Exercise task. Pick out the lines containing "avec".

start Extracted material

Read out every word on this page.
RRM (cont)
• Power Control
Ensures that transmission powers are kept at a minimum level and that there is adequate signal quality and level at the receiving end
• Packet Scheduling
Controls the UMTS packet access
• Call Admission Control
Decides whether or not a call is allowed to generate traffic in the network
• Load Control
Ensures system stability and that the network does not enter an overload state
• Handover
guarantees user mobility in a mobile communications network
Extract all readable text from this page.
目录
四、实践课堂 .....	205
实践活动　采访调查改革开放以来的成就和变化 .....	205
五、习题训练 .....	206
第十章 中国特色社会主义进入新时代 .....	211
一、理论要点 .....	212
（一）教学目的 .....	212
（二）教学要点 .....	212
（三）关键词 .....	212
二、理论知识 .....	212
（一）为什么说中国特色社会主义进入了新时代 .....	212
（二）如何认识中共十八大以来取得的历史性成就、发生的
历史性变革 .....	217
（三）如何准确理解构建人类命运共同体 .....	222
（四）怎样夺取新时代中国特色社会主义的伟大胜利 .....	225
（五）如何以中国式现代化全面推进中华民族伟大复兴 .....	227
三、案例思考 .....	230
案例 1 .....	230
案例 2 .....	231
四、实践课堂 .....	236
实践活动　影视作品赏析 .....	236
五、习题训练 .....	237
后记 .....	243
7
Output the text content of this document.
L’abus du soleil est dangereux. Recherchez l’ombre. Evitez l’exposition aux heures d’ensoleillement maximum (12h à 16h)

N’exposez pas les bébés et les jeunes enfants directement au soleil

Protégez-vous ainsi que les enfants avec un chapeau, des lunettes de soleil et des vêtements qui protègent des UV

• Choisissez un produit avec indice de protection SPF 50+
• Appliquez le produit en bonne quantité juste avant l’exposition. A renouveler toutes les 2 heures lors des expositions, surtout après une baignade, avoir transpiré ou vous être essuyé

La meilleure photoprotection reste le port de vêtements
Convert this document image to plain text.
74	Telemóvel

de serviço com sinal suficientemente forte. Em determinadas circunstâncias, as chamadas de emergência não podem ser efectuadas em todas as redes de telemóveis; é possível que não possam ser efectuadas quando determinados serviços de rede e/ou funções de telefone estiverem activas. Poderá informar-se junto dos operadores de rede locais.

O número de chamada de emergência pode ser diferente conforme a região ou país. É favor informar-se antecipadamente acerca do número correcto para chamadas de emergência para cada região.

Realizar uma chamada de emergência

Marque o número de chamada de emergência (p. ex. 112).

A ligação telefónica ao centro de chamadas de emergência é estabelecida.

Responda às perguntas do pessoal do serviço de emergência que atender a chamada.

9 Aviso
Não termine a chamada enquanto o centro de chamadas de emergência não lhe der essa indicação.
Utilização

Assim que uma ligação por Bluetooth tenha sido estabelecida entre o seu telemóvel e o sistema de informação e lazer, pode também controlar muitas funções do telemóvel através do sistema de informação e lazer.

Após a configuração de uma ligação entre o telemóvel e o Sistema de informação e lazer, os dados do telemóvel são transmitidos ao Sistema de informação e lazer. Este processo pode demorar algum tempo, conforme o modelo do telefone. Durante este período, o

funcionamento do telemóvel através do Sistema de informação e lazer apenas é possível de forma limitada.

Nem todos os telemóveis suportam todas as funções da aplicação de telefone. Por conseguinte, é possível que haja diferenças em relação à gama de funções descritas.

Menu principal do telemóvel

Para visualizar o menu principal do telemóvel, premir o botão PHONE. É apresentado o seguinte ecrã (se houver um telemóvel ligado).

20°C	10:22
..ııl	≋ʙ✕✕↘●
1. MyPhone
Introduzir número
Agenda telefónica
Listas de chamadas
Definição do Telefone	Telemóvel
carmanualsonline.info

end Extracted material

Answer to the exercise.
Protégez-vous ainsi que les enfants avec un chapeau, des lunettes de soleil et des vêtements qui protègent des UV
• Choisissez un produit avec indice de protection SPF 50+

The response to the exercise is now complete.